— START Items —
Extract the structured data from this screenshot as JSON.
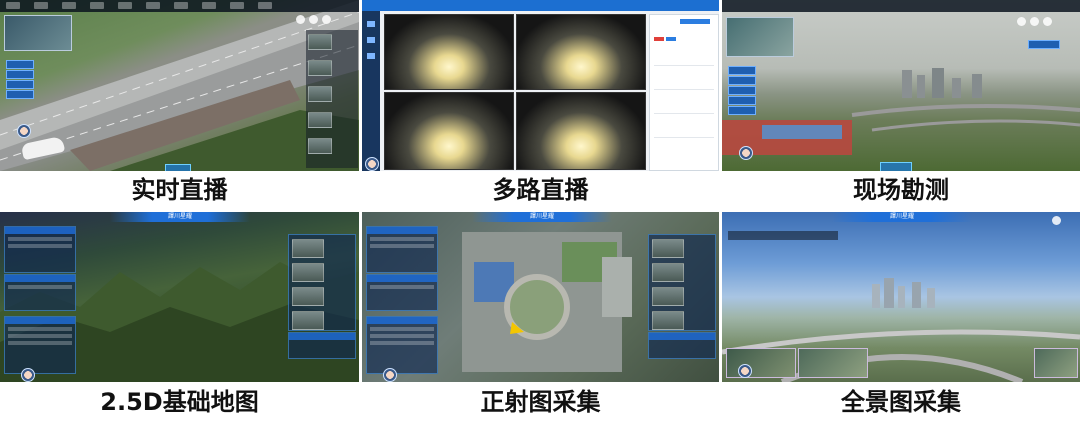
{
  "panels": [
    {
      "id": "live",
      "caption": "实时直播"
    },
    {
      "id": "multi",
      "caption": "多路直播"
    },
    {
      "id": "survey",
      "caption": "现场勘测"
    },
    {
      "id": "map25d",
      "caption": "2.5D基础地图"
    },
    {
      "id": "ortho",
      "caption": "正射图采集"
    },
    {
      "id": "pano",
      "caption": "全景图采集"
    }
  ],
  "header_title": "譯川星耀",
  "colors": {
    "brand_blue": "#1f6fd8",
    "panel_dark": "#0a141e",
    "accent": "#6fd0ff"
  },
  "icons": [
    "avatar-icon",
    "camera-icon",
    "layers-icon",
    "settings-icon"
  ]
}
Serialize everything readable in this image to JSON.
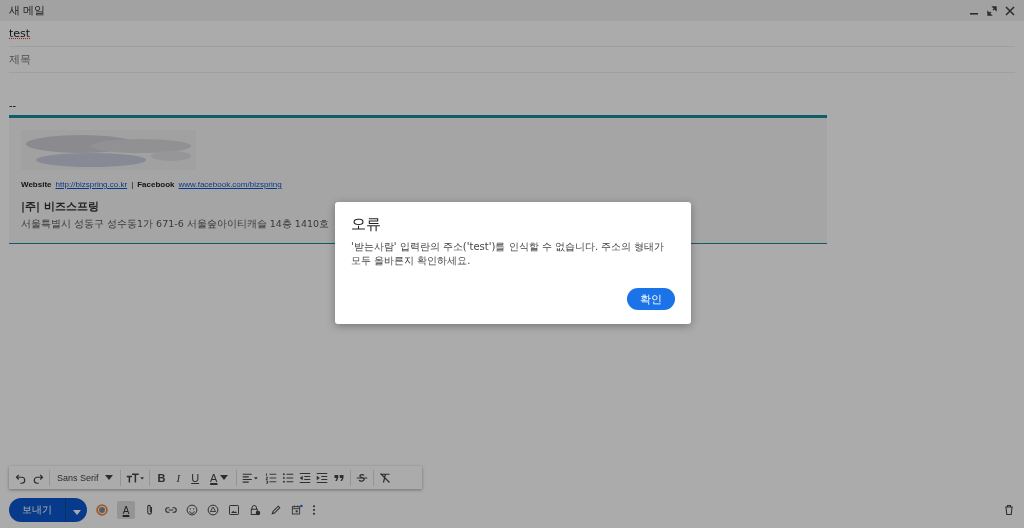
{
  "window": {
    "title": "새 메일"
  },
  "compose": {
    "to": "test",
    "subject_placeholder": "제목",
    "body_separator": "--"
  },
  "signature": {
    "website_label": "Website",
    "website_link": "http://bizspring.co.kr",
    "divider": "|",
    "facebook_label": "Facebook",
    "facebook_link": "www.facebook.com/bizspring",
    "company": "|주| 비즈스프링",
    "address": "서울특별시 성동구 성수동1가 671-6 서울숲아이티캐슬 14층 1410호"
  },
  "format_toolbar": {
    "font": "Sans Serif",
    "bold": "B",
    "italic": "I",
    "underline": "U",
    "text_color": "A"
  },
  "bottom_bar": {
    "send": "보내기",
    "formatting_toggle": {
      "label": "A",
      "selected": true
    },
    "schedule_badge": true
  },
  "dialog": {
    "title": "오류",
    "message": "'받는사람' 입력란의 주소('test')를 인식할 수 없습니다. 주소의 형태가 모두 올바른지 확인하세요.",
    "ok": "확인"
  }
}
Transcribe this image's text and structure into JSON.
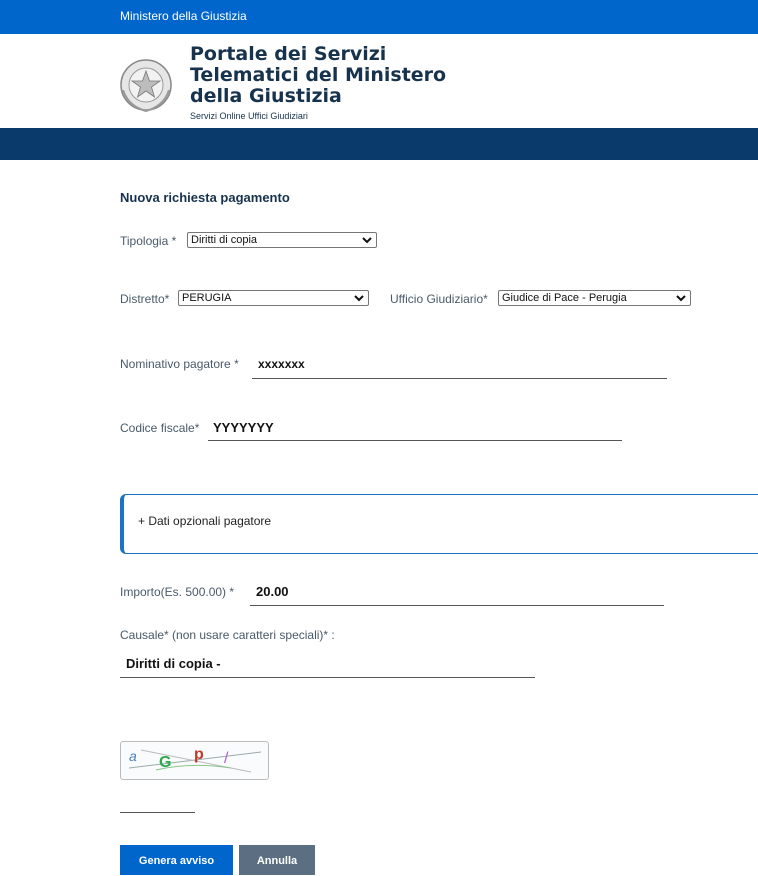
{
  "header": {
    "ministry_label": "Ministero della Giustizia",
    "portal_title_line1": "Portale dei Servizi",
    "portal_title_line2": "Telematici del Ministero",
    "portal_title_line3": "della Giustizia",
    "subtitle": "Servizi Online Uffici Giudiziari",
    "emblem_icon": "emblem-icon"
  },
  "form": {
    "title": "Nuova richiesta pagamento",
    "tipologia": {
      "label": "Tipologia *",
      "value": "Diritti di copia"
    },
    "distretto": {
      "label": "Distretto*",
      "value": "PERUGIA"
    },
    "ufficio": {
      "label": "Ufficio Giudiziario*",
      "value": "Giudice di Pace - Perugia"
    },
    "nominativo": {
      "label": "Nominativo pagatore *",
      "value": "xxxxxxx"
    },
    "codice_fiscale": {
      "label": "Codice fiscale*",
      "value": "YYYYYYY"
    },
    "optional": {
      "label": "+ Dati opzionali pagatore"
    },
    "importo": {
      "label": "Importo(Es. 500.00) *",
      "value": "20.00"
    },
    "causale": {
      "label": "Causale* (non usare caratteri speciali)* :",
      "value": "Diritti di copia -"
    },
    "captcha": {
      "chars": [
        "a",
        "G",
        "p",
        "/"
      ]
    }
  },
  "buttons": {
    "genera": "Genera avviso",
    "annulla": "Annulla"
  },
  "colors": {
    "primary": "#0066cc",
    "navbar": "#0a3a6b",
    "secondary_button": "#5c6f82"
  }
}
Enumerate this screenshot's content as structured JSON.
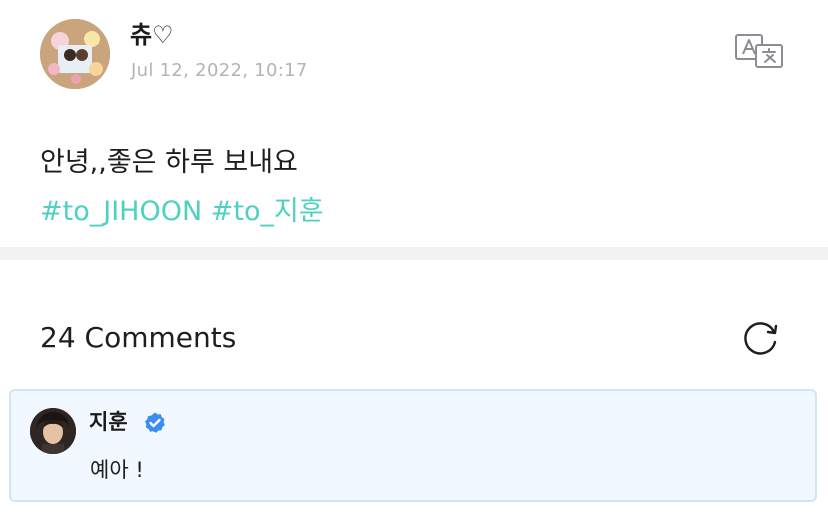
{
  "post": {
    "author": "츄♡",
    "date": "Jul 12, 2022, 10:17",
    "text": "안녕,,좋은 하루 보내요",
    "hashtags": [
      "#to_JIHOON",
      "#to_지훈"
    ]
  },
  "comments": {
    "title": "24 Comments",
    "items": [
      {
        "author": "지훈",
        "verified": true,
        "text": "예아 !"
      }
    ]
  },
  "icons": {
    "translate": "translate-icon",
    "refresh": "refresh-icon",
    "verified": "verified-badge-icon"
  },
  "colors": {
    "hashtag": "#4fd1c1",
    "comment_background": "#f1f8ff",
    "comment_border": "#cfe6f7",
    "verified": "#3b8ef0",
    "date": "#b3b3b8"
  }
}
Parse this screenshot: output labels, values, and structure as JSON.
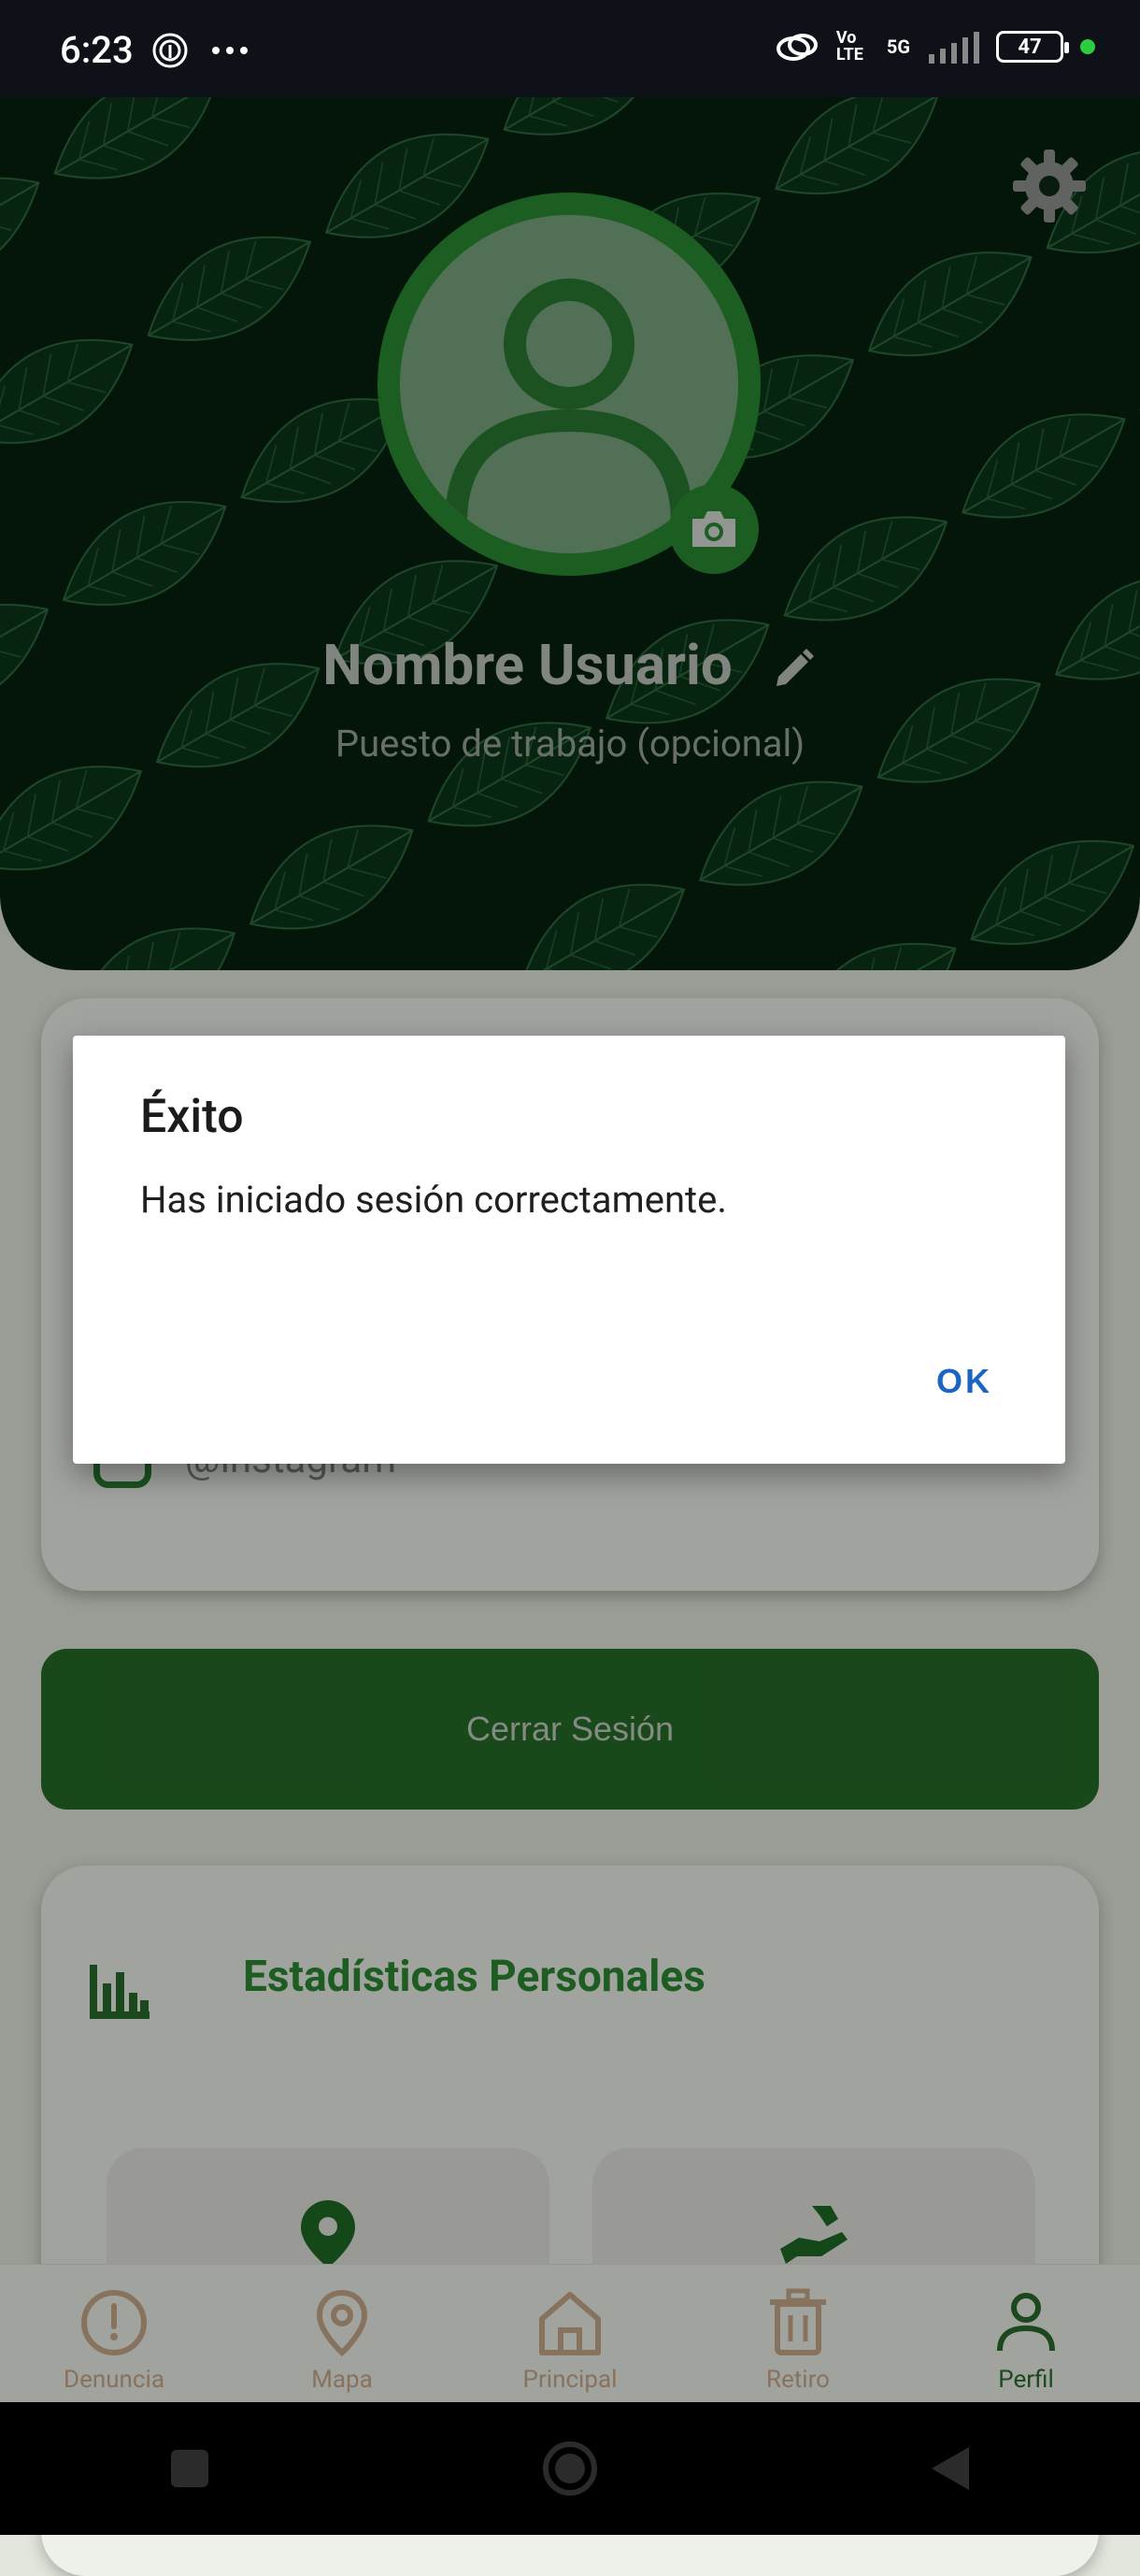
{
  "status_bar": {
    "time": "6:23",
    "battery": "47",
    "network": "5G",
    "volte": "Vo LTE"
  },
  "profile": {
    "name": "Nombre Usuario",
    "job_placeholder": "Puesto de trabajo (opcional)",
    "instagram": "@instagram"
  },
  "logout_label": "Cerrar Sesión",
  "stats": {
    "title": "Estadísticas Personales"
  },
  "nav": {
    "items": [
      {
        "label": "Denuncia",
        "icon": "alert-circle-icon"
      },
      {
        "label": "Mapa",
        "icon": "map-pin-icon"
      },
      {
        "label": "Principal",
        "icon": "home-icon"
      },
      {
        "label": "Retiro",
        "icon": "trash-icon"
      },
      {
        "label": "Perfil",
        "icon": "person-icon",
        "active": true
      }
    ]
  },
  "dialog": {
    "title": "Éxito",
    "message": "Has iniciado sesión correctamente.",
    "ok_label": "OK"
  },
  "colors": {
    "primary_green": "#2b8a33",
    "dark_green": "#266a29",
    "header_bg": "#06200f",
    "nav_inactive": "#c8a98a",
    "dialog_button": "#1a66c2"
  }
}
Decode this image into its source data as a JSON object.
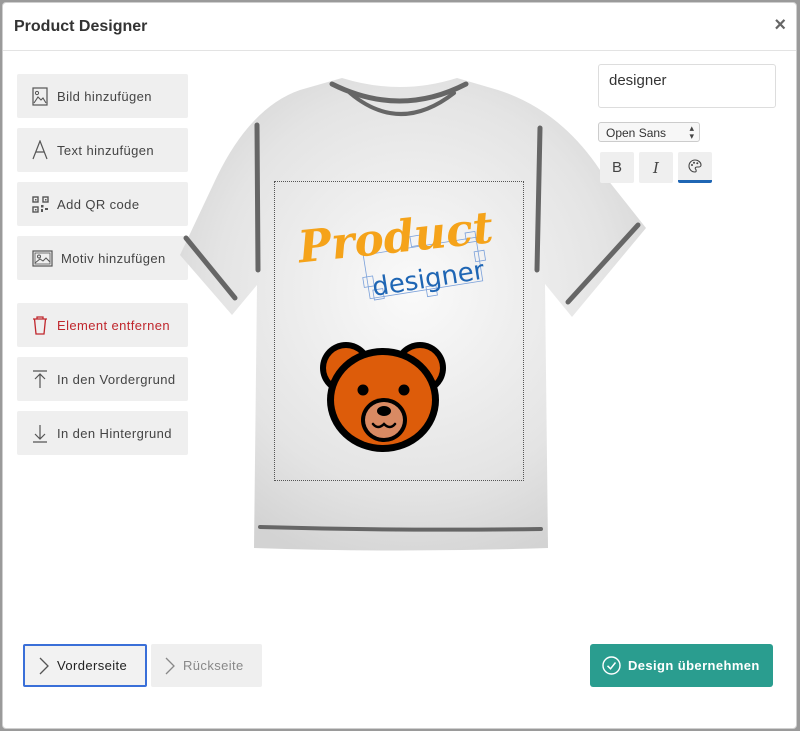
{
  "dialog": {
    "title": "Product Designer",
    "close_glyph": "×"
  },
  "tools": {
    "add_image": "Bild hinzufügen",
    "add_text": "Text hinzufügen",
    "add_qr": "Add QR code",
    "add_motif": "Motiv hinzufügen",
    "remove_element": "Element entfernen",
    "bring_front": "In den Vordergrund",
    "send_back": "In den Hintergrund"
  },
  "icons": {
    "add_image": "image-icon",
    "add_text": "text-icon",
    "add_qr": "qr-code-icon",
    "add_motif": "landscape-icon",
    "remove_element": "trash-icon",
    "bring_front": "arrow-up-to-line-icon",
    "send_back": "arrow-down-to-line-icon",
    "color": "palette-icon",
    "page_nav": "chevron-right-icon",
    "confirm": "check-circle-icon",
    "close": "close-icon"
  },
  "editor": {
    "text_value": "designer",
    "font": "Open Sans",
    "bold_label": "B",
    "italic_label": "I"
  },
  "canvas": {
    "logo_text_1": "Product",
    "logo_text_2": "designer"
  },
  "pages": {
    "front": "Vorderseite",
    "back": "Rückseite"
  },
  "actions": {
    "confirm": "Design übernehmen"
  },
  "colors": {
    "accent": "#2a9d8f",
    "danger": "#c0272d",
    "logo_orange": "#f5a31a",
    "logo_blue": "#1f66b4",
    "bear": "#dd5c0a",
    "active_border": "#3a6fd8"
  }
}
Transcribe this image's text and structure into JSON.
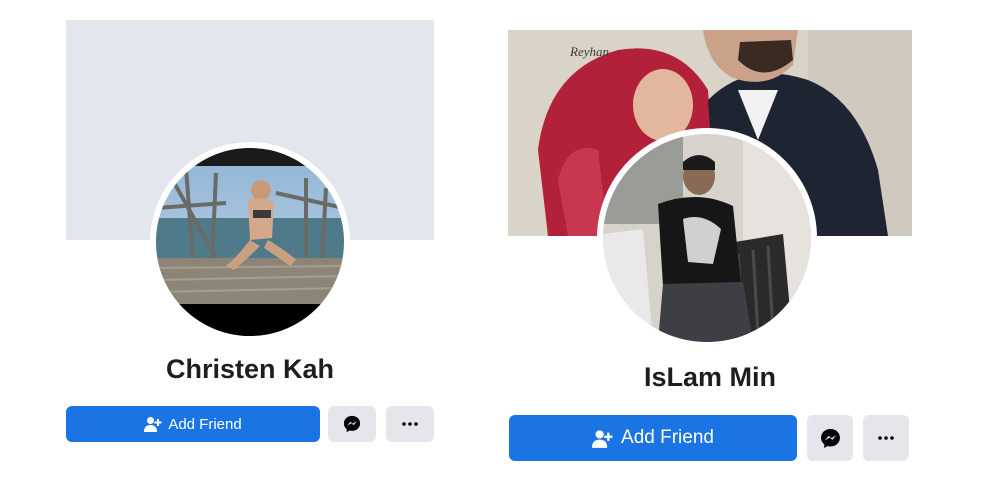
{
  "profiles": [
    {
      "name": "Christen Kah",
      "add_friend_label": "Add Friend",
      "cover": "blank-cover",
      "avatar": "profile-photo-woman-on-pier"
    },
    {
      "name": "IsLam Min",
      "add_friend_label": "Add Friend",
      "cover": "couple-photo-cover",
      "avatar": "profile-photo-man-sitting"
    }
  ],
  "cover_watermark": "Reyhan",
  "colors": {
    "primary_button": "#1b74e4",
    "secondary_button": "#e4e6eb",
    "cover_blank": "#e4e6ee",
    "text": "#1c1e21"
  },
  "icons": [
    "add-friend-icon",
    "messenger-icon",
    "more-icon"
  ]
}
— END Items —
How many lines of these entries contain "caption"? Answer with the number and nothing else.

__Answer to this exercise__
6